Exercise objective: Restate the material word for word and leave out anything that is a picture.

Given information:
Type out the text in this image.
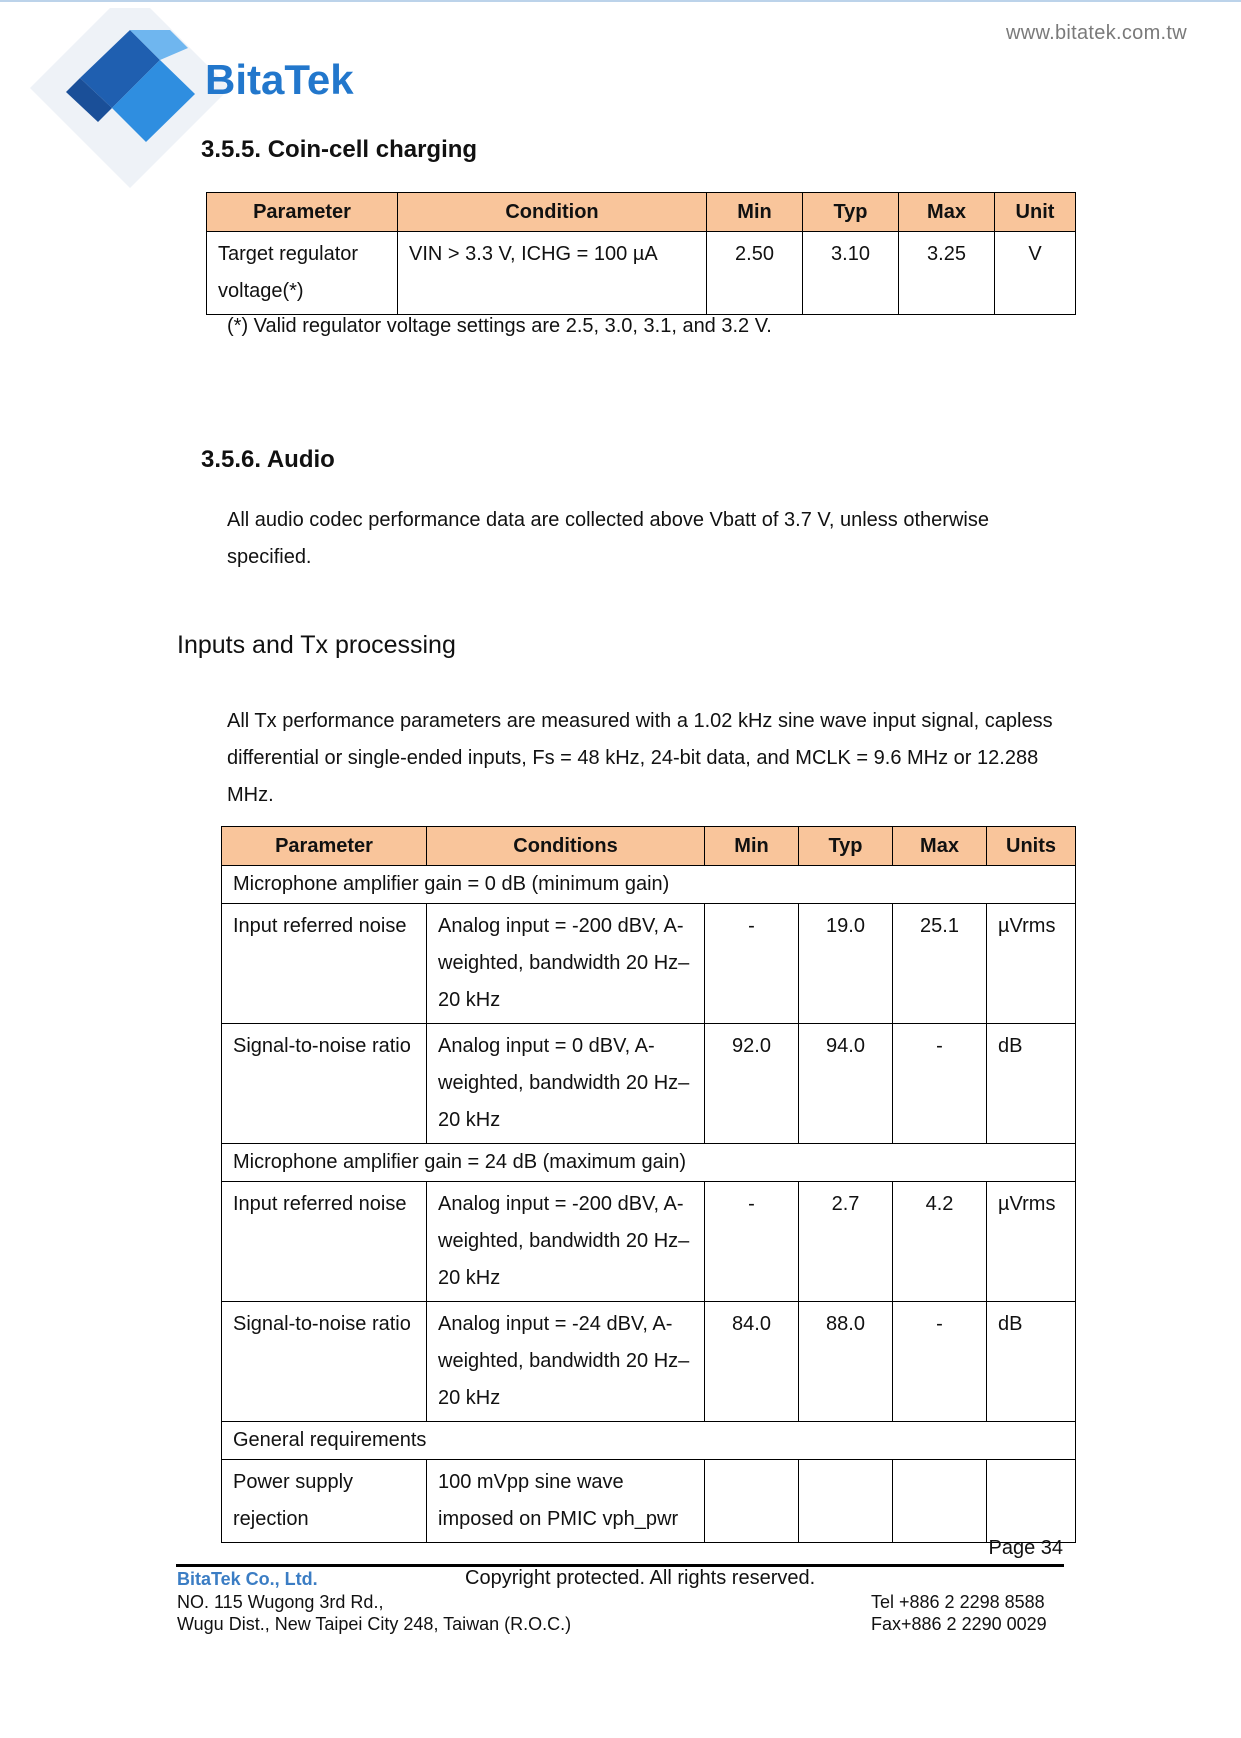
BitaTek
www.bitatek.com.tw
3.5.5. Coin-cell charging
Parameter	Condition	Min	Typ	Max	Unit
Target regulator voltage(*)	VIN > 3.3 V, ICHG = 100 µA	2.50	3.10	3.25	V
(*) Valid regulator voltage settings are 2.5, 3.0, 3.1, and 3.2 V.
3.5.6. Audio
All audio codec performance data are collected above Vbatt of 3.7 V, unless otherwise specified.
Inputs and Tx processing
All Tx performance parameters are measured with a 1.02 kHz sine wave input signal, capless differential or single-ended inputs, Fs = 48 kHz, 24-bit data, and MCLK = 9.6 MHz or 12.288 MHz.
Parameter	Conditions	Min	Typ	Max	Units
Microphone amplifier gain = 0 dB (minimum gain)					
Input referred noise	Analog input = -200 dBV, A-weighted, bandwidth 20 Hz–20 kHz	-	19.0	25.1	µVrms
Signal-to-noise ratio	Analog input = 0 dBV, A-weighted, bandwidth 20 Hz–20 kHz	92.0	94.0	-	dB
Microphone amplifier gain = 24 dB (maximum gain)					
Input referred noise	Analog input = -200 dBV, A-weighted, bandwidth 20 Hz–20 kHz	-	2.7	4.2	µVrms
Signal-to-noise ratio	Analog input = -24 dBV, A-weighted, bandwidth 20 Hz–20 kHz	84.0	88.0	-	dB
General requirements					
Power supply rejection	100 mVpp sine wave imposed on PMIC vph_pwr				
Page 34
BitaTek Co., Ltd.	Copyright protected. All rights reserved.
NO. 115 Wugong 3rd Rd.,
Wugu Dist., New Taipei City 248, Taiwan (R.O.C.)
Tel +886 2 2298 8588
Fax+886 2 2290 0029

Output for this exercise:
Type out the text in this image.
BitaTek
www.bitatek.com.tw
3.5.5. Coin-cell charging
Parameter	Condition	Min	Typ	Max	Unit
Target regulator voltage(*)	VIN > 3.3 V, ICHG = 100 µA	2.50	3.10	3.25	V
(*) Valid regulator voltage settings are 2.5, 3.0, 3.1, and 3.2 V.
3.5.6. Audio
All audio codec performance data are collected above Vbatt of 3.7 V, unless otherwise specified.
Inputs and Tx processing
All Tx performance parameters are measured with a 1.02 kHz sine wave input signal, capless differential or single-ended inputs, Fs = 48 kHz, 24-bit data, and MCLK = 9.6 MHz or 12.288 MHz.
Parameter	Conditions	Min	Typ	Max	Units
Microphone amplifier gain = 0 dB (minimum gain)					
Input referred noise	Analog input = -200 dBV, A-weighted, bandwidth 20 Hz–20 kHz	-	19.0	25.1	µVrms
Signal-to-noise ratio	Analog input = 0 dBV, A-weighted, bandwidth 20 Hz–20 kHz	92.0	94.0	-	dB
Microphone amplifier gain = 24 dB (maximum gain)					
Input referred noise	Analog input = -200 dBV, A-weighted, bandwidth 20 Hz–20 kHz	-	2.7	4.2	µVrms
Signal-to-noise ratio	Analog input = -24 dBV, A-weighted, bandwidth 20 Hz–20 kHz	84.0	88.0	-	dB
General requirements					
Power supply rejection	100 mVpp sine wave imposed on PMIC vph_pwr				
Page 34
BitaTek Co., Ltd.	Copyright protected. All rights reserved.
NO. 115 Wugong 3rd Rd.,
Wugu Dist., New Taipei City 248, Taiwan (R.O.C.)
Tel +886 2 2298 8588
Fax+886 2 2290 0029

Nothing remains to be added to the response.